THE TASK: Look through the lines below and extract any with the word "rtheta".

Dataset excerpt
++++++++

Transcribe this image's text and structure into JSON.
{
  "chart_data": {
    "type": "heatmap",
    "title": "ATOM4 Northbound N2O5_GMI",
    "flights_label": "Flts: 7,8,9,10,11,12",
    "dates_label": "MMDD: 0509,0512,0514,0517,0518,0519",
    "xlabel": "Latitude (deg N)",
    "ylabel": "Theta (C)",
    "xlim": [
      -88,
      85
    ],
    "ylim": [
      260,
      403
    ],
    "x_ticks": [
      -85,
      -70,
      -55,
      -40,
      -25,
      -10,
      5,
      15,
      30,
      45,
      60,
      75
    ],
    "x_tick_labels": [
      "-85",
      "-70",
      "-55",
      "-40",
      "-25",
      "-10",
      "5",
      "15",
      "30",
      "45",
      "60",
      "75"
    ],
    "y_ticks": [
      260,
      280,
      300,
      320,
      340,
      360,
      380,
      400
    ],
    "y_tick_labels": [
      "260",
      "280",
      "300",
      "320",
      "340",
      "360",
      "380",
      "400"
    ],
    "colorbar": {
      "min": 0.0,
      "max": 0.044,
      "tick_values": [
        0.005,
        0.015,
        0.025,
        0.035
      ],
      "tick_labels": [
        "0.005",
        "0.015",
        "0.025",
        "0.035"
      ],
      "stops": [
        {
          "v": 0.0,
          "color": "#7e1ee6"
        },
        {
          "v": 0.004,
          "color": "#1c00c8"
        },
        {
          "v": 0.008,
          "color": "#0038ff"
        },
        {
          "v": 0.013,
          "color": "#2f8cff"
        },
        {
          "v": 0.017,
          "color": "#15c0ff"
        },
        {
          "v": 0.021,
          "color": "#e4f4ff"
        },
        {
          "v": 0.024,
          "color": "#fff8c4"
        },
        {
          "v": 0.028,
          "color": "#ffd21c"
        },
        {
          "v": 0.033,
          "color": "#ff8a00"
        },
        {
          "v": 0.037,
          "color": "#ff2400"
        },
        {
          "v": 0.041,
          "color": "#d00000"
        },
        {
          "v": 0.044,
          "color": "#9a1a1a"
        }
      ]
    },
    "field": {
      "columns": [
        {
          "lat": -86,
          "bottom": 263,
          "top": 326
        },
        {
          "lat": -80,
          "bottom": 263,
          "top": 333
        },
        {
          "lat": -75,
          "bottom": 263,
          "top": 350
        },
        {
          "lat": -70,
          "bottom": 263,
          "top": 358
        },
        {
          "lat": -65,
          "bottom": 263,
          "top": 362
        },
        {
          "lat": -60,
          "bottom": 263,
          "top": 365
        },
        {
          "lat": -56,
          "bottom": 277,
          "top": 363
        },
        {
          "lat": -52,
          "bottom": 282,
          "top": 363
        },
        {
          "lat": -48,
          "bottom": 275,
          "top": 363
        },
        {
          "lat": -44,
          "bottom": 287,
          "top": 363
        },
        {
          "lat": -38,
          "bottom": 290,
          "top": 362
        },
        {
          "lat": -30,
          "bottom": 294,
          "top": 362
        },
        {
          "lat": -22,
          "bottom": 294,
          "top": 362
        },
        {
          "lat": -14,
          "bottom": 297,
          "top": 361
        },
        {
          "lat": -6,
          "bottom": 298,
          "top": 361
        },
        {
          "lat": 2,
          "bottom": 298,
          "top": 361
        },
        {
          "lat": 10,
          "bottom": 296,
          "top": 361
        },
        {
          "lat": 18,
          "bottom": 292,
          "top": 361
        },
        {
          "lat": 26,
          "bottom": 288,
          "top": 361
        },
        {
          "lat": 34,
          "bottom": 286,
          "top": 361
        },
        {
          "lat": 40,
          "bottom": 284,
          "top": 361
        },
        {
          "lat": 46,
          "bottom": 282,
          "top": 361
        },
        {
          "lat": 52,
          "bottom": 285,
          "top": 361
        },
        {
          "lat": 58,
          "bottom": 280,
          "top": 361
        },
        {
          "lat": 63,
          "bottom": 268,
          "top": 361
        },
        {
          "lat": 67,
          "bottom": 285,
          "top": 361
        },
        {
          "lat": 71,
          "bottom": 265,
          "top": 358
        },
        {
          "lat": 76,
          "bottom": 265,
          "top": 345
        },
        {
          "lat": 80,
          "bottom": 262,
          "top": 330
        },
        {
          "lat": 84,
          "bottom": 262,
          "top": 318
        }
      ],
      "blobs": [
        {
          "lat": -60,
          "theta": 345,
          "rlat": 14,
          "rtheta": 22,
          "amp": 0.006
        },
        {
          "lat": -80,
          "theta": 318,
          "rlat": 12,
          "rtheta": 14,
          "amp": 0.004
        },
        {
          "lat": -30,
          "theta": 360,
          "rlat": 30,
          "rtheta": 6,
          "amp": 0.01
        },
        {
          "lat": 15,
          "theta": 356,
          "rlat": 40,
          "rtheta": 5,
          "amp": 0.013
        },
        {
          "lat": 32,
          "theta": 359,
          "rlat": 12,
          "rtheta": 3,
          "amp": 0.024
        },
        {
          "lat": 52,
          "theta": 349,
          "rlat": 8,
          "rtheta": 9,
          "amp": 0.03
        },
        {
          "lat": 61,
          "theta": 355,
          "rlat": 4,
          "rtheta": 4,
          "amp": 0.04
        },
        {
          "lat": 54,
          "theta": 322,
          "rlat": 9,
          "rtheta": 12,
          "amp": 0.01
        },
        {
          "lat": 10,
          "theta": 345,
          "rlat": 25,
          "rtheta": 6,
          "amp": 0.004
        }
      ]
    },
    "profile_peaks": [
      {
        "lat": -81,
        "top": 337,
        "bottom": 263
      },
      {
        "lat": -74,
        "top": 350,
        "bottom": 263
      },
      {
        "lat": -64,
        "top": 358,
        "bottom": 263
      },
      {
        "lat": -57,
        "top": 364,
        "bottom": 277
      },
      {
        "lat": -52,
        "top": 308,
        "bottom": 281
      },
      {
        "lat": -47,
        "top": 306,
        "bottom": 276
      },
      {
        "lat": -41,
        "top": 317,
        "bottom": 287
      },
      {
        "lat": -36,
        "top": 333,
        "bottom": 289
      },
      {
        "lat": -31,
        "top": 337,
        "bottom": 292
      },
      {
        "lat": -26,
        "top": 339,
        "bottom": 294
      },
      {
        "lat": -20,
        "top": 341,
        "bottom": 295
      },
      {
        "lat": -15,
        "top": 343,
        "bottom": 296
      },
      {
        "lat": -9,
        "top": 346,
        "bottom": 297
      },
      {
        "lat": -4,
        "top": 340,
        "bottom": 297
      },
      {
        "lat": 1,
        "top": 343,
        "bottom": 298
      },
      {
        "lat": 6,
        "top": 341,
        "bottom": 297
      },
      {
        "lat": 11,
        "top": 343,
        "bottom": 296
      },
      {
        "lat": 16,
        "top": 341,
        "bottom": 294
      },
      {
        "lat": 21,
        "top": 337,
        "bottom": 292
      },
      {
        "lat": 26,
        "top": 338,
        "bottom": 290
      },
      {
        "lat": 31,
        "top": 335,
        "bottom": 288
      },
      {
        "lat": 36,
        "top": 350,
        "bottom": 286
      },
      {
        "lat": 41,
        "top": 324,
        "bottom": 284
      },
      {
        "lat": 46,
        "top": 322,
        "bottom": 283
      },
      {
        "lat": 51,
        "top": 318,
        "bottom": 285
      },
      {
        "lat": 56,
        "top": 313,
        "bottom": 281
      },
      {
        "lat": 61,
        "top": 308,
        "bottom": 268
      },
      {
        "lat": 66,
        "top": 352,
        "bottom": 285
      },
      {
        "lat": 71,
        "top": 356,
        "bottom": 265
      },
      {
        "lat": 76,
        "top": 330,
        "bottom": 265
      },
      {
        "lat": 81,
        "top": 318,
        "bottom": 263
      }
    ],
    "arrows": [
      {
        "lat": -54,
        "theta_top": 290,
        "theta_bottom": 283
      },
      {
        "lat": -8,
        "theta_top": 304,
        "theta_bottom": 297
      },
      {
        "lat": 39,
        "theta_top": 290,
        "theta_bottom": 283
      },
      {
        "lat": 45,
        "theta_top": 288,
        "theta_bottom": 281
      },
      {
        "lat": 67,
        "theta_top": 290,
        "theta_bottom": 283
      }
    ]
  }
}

++++++++

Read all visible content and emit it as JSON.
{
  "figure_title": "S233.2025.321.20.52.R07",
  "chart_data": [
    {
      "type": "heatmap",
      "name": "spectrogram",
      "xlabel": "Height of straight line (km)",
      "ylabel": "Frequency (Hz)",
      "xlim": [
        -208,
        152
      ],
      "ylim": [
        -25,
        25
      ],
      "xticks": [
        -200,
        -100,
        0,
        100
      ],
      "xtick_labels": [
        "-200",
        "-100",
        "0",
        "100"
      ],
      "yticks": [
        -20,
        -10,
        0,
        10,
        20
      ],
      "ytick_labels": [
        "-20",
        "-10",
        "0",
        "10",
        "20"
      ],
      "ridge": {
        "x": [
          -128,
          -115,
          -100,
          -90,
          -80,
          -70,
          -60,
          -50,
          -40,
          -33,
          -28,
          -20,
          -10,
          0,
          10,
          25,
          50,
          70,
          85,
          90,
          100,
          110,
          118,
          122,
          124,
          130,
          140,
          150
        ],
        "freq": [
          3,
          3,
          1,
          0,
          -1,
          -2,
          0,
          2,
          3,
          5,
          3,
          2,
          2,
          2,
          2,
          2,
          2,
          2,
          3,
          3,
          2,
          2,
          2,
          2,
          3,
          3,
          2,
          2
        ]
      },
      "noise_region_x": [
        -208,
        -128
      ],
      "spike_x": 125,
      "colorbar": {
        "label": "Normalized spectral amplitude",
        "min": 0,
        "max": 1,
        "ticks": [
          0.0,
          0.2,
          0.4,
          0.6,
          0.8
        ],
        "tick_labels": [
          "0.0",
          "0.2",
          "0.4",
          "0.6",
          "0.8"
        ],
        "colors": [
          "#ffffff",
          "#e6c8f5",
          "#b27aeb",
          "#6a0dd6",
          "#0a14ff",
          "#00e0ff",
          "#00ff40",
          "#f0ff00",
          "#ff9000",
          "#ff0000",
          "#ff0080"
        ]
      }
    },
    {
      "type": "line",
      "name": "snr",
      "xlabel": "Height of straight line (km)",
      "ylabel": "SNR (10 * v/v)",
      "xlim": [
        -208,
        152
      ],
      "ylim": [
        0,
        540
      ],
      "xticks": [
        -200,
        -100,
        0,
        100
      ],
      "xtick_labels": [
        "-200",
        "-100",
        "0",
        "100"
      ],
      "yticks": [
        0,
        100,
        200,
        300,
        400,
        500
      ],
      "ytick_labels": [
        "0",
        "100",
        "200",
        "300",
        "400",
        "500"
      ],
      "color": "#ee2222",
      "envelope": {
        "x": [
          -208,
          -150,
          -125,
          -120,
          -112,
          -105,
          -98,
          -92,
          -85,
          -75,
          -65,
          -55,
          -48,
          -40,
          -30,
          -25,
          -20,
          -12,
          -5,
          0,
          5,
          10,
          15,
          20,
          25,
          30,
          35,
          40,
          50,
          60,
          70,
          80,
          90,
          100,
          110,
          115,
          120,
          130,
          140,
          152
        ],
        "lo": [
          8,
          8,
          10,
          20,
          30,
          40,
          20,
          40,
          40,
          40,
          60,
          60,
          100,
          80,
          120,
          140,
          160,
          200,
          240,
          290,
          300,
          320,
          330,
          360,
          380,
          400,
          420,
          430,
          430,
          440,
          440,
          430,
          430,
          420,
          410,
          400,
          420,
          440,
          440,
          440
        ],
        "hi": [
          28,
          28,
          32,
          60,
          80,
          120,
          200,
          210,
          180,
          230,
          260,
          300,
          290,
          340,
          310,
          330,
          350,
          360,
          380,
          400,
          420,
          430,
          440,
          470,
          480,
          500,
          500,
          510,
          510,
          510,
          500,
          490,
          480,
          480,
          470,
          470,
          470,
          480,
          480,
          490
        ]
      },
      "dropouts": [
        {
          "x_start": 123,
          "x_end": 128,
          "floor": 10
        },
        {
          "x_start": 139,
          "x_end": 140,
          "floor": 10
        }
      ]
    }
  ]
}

++++++++

FINAL RESULT:
          "rtheta": 22,
          "rtheta": 14,
          "rtheta": 6,
          "rtheta": 5,
          "rtheta": 3,
          "rtheta": 9,
          "rtheta": 4,
          "rtheta": 12,
          "rtheta": 6,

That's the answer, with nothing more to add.